▶ [Work task A]
Write out the part of the Kim Sang-hoon article starting at "- 1996–2001: Ulsan" and ending at "Hyundai (assistant coach)".
▶ [Work task B]
Resume the Kim Sang-hoon article after its last sentence and keep writing it.

Kim Sang-hoon 김상훈/金湘勳

Personal information
- Full name: Kim Sang-hoon
- Date of birth: 8 June 1973 (age 51)
- Place of birth: South Korea
- Height: 1.85 m (6 ft 1 in)
- Position(s): Defender

Youth career
- 1992–1996: Soongsil University

Senior career*
- Years: Team / Apps / (Gls)
- 1996–2001: Ulsan Hyundai Horangi / 110 / (4)
- 2002–2003: Pohang Steelers / 41 / (1)
- 2004: Seongnam Ilhwa Chunma / 9 / (0)
- Total:  / 160 / (5)

International career
- 1995–1996: South Korea U-23 / 5 / (0)
- 1995–1999: South Korea / 17 / (6)

Managerial career
- 2006–2009: Guam women's
- 2011–2013: Ulsan Hyundai (assistant coach)
- 2014–2015: Guam women's
- 2018–2019: Mokpo City FC
- 2020–2021: Guam women's
- 2021–2022: Guam
- 2022–2023: Guam

= Kim Sang-hoon =

South Korean footballer and coach

Kim Sang-hoon (born 8 June 1973) is a football coach and former player from South Korea.

==Club career==
Kim has spent most of his club career playing for Ulsan Hyundai Horangi.

Saved data entries:
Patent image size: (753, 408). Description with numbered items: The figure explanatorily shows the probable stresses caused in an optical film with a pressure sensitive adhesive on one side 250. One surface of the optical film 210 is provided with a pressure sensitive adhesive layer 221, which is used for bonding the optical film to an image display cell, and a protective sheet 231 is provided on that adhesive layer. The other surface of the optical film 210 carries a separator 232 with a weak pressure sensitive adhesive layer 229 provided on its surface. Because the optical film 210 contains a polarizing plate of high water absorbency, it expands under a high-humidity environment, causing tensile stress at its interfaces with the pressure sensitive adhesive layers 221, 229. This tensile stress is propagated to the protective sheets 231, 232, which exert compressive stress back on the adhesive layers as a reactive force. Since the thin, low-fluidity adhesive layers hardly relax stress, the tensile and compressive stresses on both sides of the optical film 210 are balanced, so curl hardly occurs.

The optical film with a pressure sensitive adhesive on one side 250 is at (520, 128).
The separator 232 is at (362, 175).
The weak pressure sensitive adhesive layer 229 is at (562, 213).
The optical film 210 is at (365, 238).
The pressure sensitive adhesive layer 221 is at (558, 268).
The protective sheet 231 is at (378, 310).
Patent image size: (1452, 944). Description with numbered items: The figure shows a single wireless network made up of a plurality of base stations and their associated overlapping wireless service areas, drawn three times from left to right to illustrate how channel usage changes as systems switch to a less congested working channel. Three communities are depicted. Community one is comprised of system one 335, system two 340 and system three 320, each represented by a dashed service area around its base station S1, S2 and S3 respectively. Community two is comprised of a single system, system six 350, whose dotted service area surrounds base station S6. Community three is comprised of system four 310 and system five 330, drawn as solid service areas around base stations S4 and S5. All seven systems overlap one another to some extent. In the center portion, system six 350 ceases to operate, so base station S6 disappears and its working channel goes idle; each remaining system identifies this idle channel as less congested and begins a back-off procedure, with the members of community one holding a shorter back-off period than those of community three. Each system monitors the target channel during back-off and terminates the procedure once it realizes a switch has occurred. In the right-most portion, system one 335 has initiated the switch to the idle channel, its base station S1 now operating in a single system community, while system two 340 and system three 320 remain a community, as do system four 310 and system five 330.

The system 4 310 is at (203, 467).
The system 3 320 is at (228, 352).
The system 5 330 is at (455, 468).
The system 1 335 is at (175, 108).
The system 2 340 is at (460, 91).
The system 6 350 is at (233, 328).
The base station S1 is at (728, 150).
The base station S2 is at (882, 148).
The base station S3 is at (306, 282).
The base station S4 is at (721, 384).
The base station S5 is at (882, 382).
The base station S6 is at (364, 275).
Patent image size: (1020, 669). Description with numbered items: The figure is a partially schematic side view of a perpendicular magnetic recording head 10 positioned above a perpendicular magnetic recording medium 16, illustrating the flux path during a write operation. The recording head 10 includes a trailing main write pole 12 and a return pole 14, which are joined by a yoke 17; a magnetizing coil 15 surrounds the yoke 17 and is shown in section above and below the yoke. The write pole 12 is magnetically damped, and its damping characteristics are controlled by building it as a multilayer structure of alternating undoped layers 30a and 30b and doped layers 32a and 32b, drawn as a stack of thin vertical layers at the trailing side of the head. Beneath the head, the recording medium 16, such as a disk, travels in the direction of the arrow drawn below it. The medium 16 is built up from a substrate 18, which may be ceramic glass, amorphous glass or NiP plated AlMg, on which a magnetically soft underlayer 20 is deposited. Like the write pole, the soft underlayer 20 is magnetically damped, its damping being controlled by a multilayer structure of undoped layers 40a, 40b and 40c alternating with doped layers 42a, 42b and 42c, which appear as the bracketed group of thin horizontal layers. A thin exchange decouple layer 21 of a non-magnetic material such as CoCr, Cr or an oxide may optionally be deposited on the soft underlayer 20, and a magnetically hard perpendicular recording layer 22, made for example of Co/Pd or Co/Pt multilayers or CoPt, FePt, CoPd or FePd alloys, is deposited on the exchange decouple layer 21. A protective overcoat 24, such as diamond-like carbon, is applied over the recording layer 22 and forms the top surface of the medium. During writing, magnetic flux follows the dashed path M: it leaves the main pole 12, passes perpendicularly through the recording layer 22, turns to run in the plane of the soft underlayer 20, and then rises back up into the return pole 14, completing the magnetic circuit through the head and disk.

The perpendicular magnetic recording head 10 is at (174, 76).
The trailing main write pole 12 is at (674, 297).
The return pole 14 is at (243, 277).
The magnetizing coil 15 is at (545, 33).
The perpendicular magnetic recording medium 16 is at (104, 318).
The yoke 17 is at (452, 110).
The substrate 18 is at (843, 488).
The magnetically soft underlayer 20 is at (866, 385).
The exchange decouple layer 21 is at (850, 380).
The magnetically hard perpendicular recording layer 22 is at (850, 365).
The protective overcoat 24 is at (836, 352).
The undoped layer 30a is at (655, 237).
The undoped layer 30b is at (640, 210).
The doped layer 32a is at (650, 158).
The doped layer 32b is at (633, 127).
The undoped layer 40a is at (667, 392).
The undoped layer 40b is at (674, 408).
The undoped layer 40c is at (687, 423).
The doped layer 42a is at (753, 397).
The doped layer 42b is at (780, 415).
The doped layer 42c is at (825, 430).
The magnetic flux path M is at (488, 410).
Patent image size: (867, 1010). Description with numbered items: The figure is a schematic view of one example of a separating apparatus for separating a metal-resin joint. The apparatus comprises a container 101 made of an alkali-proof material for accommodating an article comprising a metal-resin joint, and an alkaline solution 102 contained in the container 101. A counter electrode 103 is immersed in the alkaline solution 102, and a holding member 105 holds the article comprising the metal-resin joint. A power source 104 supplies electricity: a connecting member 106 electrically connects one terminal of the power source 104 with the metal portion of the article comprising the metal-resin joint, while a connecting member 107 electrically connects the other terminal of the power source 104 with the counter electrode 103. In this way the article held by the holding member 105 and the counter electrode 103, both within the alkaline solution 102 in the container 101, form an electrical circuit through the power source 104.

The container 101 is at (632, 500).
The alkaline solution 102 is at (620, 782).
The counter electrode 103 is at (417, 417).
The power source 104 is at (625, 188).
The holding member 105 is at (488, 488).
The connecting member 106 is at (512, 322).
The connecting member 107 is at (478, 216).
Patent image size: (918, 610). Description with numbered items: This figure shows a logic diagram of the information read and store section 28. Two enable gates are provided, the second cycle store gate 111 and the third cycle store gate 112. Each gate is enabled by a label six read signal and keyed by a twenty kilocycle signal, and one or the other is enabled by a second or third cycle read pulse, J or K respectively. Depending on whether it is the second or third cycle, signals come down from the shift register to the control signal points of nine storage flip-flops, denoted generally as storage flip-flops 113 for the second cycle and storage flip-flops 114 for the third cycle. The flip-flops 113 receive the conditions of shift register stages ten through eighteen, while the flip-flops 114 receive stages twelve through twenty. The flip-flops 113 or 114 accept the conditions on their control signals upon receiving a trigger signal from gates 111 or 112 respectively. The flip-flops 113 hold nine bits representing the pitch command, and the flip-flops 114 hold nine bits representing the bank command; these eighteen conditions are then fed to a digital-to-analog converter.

▶ [Written answer A]
- 1996–2001: Ulsan Hyundai Horangi / 110 / (4)
- 2002–2003: Pohang Steelers / 41 / (1)
- 2004: Seongnam Ilhwa Chunma / 9 / (0)
- Total:  / 160 / (5)

International career
- 1995–1996: South Korea U-23 / 5 / (0)
- 1995–1999: South Korea / 17 / (6)

Managerial career
- 2006–2009: Guam women's
- 2011–2013: Ulsan Hyundai (assistant coach)

▶ [Written answer B]
==International career==
Kim frequently represented South Korea between 1995 and 1999. He has played in 1996 Summer Olympics.

== Managerial career ==
Kim is currently the Head Coach of the Matao, Guam National Team - his first time at the helm of the team. Kim initially returned to Guam in 2020 to serve as Technical Director at Guam FA and Head Coach of Masakåda, Guam Women's National Team before taking on the role of Head Coach of the Guam Men's National Team in late 2021. He had been appointed Guam women's national football team manager from 2014 to 2015. His first stint at the helm of the team was from 2006 to 2009.